Information given:
++++++++
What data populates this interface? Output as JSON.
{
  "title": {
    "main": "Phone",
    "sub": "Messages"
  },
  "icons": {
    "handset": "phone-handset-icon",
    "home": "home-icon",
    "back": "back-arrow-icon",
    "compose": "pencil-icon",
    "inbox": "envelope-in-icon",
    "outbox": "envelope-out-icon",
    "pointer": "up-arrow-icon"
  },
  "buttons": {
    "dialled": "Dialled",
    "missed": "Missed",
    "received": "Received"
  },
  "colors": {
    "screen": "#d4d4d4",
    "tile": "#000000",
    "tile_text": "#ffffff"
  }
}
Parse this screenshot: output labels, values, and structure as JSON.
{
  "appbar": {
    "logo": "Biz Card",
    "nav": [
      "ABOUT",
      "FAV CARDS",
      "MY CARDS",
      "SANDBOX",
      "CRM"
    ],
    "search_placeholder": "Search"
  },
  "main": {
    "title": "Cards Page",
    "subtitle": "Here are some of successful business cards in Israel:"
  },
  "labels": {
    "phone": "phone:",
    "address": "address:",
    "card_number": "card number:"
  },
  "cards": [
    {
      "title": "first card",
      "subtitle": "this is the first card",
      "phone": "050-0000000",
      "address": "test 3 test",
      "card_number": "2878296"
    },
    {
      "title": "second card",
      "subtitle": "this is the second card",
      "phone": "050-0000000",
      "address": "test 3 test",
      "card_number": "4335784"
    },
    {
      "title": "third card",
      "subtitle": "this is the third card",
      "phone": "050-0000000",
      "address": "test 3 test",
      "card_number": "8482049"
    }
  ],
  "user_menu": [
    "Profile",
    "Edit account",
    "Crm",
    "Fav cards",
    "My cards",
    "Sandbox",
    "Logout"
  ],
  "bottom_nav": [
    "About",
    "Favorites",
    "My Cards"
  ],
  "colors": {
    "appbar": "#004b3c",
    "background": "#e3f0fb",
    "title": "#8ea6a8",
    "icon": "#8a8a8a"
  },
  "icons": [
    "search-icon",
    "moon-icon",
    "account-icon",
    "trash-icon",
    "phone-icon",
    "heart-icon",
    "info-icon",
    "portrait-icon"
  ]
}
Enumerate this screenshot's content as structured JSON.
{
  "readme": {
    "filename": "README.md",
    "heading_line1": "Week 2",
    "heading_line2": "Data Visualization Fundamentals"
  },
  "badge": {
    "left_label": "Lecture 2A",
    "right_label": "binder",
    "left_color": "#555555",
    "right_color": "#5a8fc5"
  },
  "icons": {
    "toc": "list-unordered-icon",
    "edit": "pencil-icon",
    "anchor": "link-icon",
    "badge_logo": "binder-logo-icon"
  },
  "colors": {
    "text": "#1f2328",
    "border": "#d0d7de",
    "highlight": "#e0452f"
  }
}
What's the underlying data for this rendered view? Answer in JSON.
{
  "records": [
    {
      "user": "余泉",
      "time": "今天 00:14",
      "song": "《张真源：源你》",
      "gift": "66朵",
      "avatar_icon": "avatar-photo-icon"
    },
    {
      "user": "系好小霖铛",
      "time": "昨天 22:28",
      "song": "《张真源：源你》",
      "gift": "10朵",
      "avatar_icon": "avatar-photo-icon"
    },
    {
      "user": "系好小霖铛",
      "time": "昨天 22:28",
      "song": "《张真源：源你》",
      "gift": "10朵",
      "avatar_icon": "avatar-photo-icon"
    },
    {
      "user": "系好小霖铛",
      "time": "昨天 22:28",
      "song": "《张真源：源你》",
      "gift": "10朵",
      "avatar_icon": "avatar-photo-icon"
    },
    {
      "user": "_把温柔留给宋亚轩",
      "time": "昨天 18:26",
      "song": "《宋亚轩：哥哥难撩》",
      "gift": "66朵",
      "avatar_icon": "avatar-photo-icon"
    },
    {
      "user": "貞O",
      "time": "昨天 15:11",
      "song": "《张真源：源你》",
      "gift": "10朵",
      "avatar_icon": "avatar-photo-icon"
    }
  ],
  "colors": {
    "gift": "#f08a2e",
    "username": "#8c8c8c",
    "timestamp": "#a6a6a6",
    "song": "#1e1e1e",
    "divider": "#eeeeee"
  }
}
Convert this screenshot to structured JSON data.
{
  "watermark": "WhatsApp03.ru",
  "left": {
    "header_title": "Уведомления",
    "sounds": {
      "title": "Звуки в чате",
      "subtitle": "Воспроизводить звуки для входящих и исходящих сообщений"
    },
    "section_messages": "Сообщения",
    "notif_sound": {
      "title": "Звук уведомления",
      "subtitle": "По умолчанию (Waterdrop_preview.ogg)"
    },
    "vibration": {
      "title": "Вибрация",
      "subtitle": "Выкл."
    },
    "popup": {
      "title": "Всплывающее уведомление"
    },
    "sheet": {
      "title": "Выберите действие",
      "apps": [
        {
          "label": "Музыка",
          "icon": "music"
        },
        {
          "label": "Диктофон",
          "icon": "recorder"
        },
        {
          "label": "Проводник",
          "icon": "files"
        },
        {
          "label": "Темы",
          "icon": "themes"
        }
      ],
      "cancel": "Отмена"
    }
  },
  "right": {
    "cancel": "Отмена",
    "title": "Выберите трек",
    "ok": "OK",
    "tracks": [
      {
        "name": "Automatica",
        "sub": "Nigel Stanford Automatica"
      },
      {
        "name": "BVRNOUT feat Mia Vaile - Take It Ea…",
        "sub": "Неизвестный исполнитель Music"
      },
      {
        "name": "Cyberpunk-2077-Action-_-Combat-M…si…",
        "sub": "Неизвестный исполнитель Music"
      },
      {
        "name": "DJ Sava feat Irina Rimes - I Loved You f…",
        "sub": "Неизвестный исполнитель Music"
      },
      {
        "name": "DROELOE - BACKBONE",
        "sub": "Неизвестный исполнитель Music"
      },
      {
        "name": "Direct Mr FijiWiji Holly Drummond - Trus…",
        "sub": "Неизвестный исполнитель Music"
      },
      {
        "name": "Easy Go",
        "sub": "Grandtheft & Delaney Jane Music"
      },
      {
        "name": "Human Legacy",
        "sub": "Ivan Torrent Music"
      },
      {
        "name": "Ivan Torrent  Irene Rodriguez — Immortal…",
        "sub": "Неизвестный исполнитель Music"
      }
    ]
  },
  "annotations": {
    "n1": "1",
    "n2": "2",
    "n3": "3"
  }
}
++++++++
Request: Return the listing above word for word.

Written reply:
What data populates this interface? Output as JSON.
{
  "title": {
    "main": "Phone",
    "sub": "Messages"
  },
  "icons": {
    "handset": "phone-handset-icon",
    "home": "home-icon",
    "back": "back-arrow-icon",
    "compose": "pencil-icon",
    "inbox": "envelope-in-icon",
    "outbox": "envelope-out-icon",
    "pointer": "up-arrow-icon"
  },
  "buttons": {
    "dialled": "Dialled",
    "missed": "Missed",
    "received": "Received"
  },
  "colors": {
    "screen": "#d4d4d4",
    "tile": "#000000",
    "tile_text": "#ffffff"
  }
}
Parse this screenshot: output labels, values, and structure as JSON.
{
  "appbar": {
    "logo": "Biz Card",
    "nav": [
      "ABOUT",
      "FAV CARDS",
      "MY CARDS",
      "SANDBOX",
      "CRM"
    ],
    "search_placeholder": "Search"
  },
  "main": {
    "title": "Cards Page",
    "subtitle": "Here are some of successful business cards in Israel:"
  },
  "labels": {
    "phone": "phone:",
    "address": "address:",
    "card_number": "card number:"
  },
  "cards": [
    {
      "title": "first card",
      "subtitle": "this is the first card",
      "phone": "050-0000000",
      "address": "test 3 test",
      "card_number": "2878296"
    },
    {
      "title": "second card",
      "subtitle": "this is the second card",
      "phone": "050-0000000",
      "address": "test 3 test",
      "card_number": "4335784"
    },
    {
      "title": "third card",
      "subtitle": "this is the third card",
      "phone": "050-0000000",
      "address": "test 3 test",
      "card_number": "8482049"
    }
  ],
  "user_menu": [
    "Profile",
    "Edit account",
    "Crm",
    "Fav cards",
    "My cards",
    "Sandbox",
    "Logout"
  ],
  "bottom_nav": [
    "About",
    "Favorites",
    "My Cards"
  ],
  "colors": {
    "appbar": "#004b3c",
    "background": "#e3f0fb",
    "title": "#8ea6a8",
    "icon": "#8a8a8a"
  },
  "icons": [
    "search-icon",
    "moon-icon",
    "account-icon",
    "trash-icon",
    "phone-icon",
    "heart-icon",
    "info-icon",
    "portrait-icon"
  ]
}
Enumerate this screenshot's content as structured JSON.
{
  "readme": {
    "filename": "README.md",
    "heading_line1": "Week 2",
    "heading_line2": "Data Visualization Fundamentals"
  },
  "badge": {
    "left_label": "Lecture 2A",
    "right_label": "binder",
    "left_color": "#555555",
    "right_color": "#5a8fc5"
  },
  "icons": {
    "toc": "list-unordered-icon",
    "edit": "pencil-icon",
    "anchor": "link-icon",
    "badge_logo": "binder-logo-icon"
  },
  "colors": {
    "text": "#1f2328",
    "border": "#d0d7de",
    "highlight": "#e0452f"
  }
}
What's the underlying data for this rendered view? Answer in JSON.
{
  "records": [
    {
      "user": "余泉",
      "time": "今天 00:14",
      "song": "《张真源：源你》",
      "gift": "66朵",
      "avatar_icon": "avatar-photo-icon"
    },
    {
      "user": "系好小霖铛",
      "time": "昨天 22:28",
      "song": "《张真源：源你》",
      "gift": "10朵",
      "avatar_icon": "avatar-photo-icon"
    },
    {
      "user": "系好小霖铛",
      "time": "昨天 22:28",
      "song": "《张真源：源你》",
      "gift": "10朵",
      "avatar_icon": "avatar-photo-icon"
    },
    {
      "user": "系好小霖铛",
      "time": "昨天 22:28",
      "song": "《张真源：源你》",
      "gift": "10朵",
      "avatar_icon": "avatar-photo-icon"
    },
    {
      "user": "_把温柔留给宋亚轩",
      "time": "昨天 18:26",
      "song": "《宋亚轩：哥哥难撩》",
      "gift": "66朵",
      "avatar_icon": "avatar-photo-icon"
    },
    {
      "user": "貞O",
      "time": "昨天 15:11",
      "song": "《张真源：源你》",
      "gift": "10朵",
      "avatar_icon": "avatar-photo-icon"
    }
  ],
  "colors": {
    "gift": "#f08a2e",
    "username": "#8c8c8c",
    "timestamp": "#a6a6a6",
    "song": "#1e1e1e",
    "divider": "#eeeeee"
  }
}
Convert this screenshot to structured JSON data.
{
  "watermark": "WhatsApp03.ru",
  "left": {
    "header_title": "Уведомления",
    "sounds": {
      "title": "Звуки в чате",
      "subtitle": "Воспроизводить звуки для входящих и исходящих сообщений"
    },
    "section_messages": "Сообщения",
    "notif_sound": {
      "title": "Звук уведомления",
      "subtitle": "По умолчанию (Waterdrop_preview.ogg)"
    },
    "vibration": {
      "title": "Вибрация",
      "subtitle": "Выкл."
    },
    "popup": {
      "title": "Всплывающее уведомление"
    },
    "sheet": {
      "title": "Выберите действие",
      "apps": [
        {
          "label": "Музыка",
          "icon": "music"
        },
        {
          "label": "Диктофон",
          "icon": "recorder"
        },
        {
          "label": "Проводник",
          "icon": "files"
        },
        {
          "label": "Темы",
          "icon": "themes"
        }
      ],
      "cancel": "Отмена"
    }
  },
  "right": {
    "cancel": "Отмена",
    "title": "Выберите трек",
    "ok": "OK",
    "tracks": [
      {
        "name": "Automatica",
        "sub": "Nigel Stanford Automatica"
      },
      {
        "name": "BVRNOUT feat Mia Vaile - Take It Ea…",
        "sub": "Неизвестный исполнитель Music"
      },
      {
        "name": "Cyberpunk-2077-Action-_-Combat-M…si…",
        "sub": "Неизвестный исполнитель Music"
      },
      {
        "name": "DJ Sava feat Irina Rimes - I Loved You f…",
        "sub": "Неизвестный исполнитель Music"
      },
      {
        "name": "DROELOE - BACKBONE",
        "sub": "Неизвестный исполнитель Music"
      },
      {
        "name": "Direct Mr FijiWiji Holly Drummond - Trus…",
        "sub": "Неизвестный исполнитель Music"
      },
      {
        "name": "Easy Go",
        "sub": "Grandtheft & Delaney Jane Music"
      },
      {
        "name": "Human Legacy",
        "sub": "Ivan Torrent Music"
      },
      {
        "name": "Ivan Torrent  Irene Rodriguez — Immortal…",
        "sub": "Неизвестный исполнитель Music"
      }
    ]
  },
  "annotations": {
    "n1": "1",
    "n2": "2",
    "n3": "3"
  }
}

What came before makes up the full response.